━━━━━ DATASET CONTENT ━━━━━

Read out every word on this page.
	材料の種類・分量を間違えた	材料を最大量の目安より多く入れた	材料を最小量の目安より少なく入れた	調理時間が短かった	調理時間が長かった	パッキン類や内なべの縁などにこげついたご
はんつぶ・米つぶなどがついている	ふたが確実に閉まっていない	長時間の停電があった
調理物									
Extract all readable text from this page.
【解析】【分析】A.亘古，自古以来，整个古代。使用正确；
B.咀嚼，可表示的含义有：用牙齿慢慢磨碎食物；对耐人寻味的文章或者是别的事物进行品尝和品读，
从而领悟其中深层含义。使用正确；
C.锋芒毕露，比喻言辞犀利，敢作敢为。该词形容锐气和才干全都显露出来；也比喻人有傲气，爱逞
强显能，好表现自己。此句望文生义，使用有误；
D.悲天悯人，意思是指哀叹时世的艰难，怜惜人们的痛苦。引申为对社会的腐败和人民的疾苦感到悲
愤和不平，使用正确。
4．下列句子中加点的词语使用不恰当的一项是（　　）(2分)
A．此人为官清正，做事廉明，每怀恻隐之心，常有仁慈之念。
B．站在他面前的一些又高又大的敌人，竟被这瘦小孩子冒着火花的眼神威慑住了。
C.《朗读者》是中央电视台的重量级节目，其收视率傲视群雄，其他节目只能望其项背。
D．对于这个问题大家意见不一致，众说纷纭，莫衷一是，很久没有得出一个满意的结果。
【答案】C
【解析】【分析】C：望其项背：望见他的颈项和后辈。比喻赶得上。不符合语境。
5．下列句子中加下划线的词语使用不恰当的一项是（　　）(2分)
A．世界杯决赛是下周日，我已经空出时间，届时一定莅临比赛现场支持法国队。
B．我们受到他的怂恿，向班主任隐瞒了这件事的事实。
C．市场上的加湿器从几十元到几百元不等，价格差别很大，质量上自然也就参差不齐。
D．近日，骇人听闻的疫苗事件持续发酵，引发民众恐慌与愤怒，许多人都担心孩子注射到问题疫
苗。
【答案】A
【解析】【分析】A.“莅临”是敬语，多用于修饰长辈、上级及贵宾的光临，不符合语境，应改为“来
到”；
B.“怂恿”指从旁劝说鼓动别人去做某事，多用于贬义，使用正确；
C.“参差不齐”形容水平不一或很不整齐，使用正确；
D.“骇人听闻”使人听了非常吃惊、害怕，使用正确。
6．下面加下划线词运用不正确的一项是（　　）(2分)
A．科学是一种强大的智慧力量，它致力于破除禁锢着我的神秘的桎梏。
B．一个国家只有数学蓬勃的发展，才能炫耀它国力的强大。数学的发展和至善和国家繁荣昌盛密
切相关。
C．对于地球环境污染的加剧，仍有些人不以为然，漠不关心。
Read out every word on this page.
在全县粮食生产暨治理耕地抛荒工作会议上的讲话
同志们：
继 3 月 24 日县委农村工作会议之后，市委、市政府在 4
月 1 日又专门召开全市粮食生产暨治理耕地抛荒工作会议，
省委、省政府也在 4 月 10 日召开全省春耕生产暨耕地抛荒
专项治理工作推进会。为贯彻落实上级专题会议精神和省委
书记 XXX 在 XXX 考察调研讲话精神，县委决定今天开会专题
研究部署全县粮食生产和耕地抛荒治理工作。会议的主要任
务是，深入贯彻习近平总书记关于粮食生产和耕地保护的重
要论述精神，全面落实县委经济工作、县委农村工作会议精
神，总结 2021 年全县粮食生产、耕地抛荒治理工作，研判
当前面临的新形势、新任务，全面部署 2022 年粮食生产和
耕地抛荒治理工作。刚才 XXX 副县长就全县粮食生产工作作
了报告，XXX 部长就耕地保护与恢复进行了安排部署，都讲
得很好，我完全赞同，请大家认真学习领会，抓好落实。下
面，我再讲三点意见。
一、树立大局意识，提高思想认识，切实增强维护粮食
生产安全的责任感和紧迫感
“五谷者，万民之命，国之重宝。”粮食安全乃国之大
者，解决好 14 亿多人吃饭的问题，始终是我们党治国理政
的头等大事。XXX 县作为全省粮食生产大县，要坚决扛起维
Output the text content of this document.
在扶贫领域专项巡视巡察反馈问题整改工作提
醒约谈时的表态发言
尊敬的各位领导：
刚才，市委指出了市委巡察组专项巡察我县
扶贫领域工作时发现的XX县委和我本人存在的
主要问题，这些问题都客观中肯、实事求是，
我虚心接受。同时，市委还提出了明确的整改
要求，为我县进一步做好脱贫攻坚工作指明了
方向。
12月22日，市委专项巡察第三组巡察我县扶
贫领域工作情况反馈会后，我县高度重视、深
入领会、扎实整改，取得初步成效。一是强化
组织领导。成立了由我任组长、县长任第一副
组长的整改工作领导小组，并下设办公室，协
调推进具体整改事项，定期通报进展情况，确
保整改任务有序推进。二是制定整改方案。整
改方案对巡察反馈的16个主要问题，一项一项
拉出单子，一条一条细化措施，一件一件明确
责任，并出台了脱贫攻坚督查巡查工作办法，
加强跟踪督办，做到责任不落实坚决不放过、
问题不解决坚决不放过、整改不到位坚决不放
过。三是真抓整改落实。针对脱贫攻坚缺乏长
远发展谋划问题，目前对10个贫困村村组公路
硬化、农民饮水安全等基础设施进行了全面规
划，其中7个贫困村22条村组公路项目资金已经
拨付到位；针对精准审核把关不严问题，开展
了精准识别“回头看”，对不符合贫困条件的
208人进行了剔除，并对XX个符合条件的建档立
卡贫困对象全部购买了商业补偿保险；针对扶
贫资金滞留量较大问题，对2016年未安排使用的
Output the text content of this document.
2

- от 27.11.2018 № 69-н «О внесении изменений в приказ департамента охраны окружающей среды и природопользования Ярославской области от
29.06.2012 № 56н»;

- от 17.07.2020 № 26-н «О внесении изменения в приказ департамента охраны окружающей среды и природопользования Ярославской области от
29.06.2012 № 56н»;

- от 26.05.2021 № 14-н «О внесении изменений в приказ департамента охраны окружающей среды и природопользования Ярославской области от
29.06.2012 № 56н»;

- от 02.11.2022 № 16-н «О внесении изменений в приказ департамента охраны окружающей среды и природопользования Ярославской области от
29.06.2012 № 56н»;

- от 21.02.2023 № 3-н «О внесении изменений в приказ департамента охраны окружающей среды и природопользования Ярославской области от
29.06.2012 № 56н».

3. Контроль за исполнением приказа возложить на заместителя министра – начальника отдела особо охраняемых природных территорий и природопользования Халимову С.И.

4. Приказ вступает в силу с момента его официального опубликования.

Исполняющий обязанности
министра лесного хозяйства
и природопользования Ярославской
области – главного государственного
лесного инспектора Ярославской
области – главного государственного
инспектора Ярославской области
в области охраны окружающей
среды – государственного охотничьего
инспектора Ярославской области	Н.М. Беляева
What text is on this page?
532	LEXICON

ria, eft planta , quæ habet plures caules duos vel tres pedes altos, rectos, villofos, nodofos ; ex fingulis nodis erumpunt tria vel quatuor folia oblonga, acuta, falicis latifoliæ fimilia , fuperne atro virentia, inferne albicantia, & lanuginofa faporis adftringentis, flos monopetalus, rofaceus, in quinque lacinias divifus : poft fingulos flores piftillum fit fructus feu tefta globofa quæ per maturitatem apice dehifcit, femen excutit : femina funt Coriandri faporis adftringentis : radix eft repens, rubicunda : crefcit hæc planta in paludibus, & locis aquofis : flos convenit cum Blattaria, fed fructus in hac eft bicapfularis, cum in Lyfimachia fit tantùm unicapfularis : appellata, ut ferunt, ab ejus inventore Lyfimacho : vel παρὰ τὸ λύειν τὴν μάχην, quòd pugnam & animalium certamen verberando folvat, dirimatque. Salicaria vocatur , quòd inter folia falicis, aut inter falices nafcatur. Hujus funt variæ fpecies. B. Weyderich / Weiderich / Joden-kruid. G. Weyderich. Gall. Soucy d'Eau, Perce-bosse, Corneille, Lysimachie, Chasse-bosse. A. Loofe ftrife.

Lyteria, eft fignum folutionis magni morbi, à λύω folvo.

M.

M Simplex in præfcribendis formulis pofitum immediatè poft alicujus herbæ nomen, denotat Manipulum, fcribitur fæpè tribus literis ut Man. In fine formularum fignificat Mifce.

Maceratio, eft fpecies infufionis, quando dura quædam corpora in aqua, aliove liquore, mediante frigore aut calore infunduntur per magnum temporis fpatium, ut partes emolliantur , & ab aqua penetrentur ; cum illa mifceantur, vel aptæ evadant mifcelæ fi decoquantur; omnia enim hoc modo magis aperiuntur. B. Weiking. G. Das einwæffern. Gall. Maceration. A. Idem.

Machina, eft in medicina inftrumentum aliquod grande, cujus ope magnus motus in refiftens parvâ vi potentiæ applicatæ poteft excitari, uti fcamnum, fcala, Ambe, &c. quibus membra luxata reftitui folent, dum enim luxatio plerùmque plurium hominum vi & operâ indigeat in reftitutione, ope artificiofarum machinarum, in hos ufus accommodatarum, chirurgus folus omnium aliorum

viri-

━━━━━

**GIVEN TASK**
Tally the lines in the listing that hold "text" and report the number alone.

**RESULT OF THIS EXERCISE**
4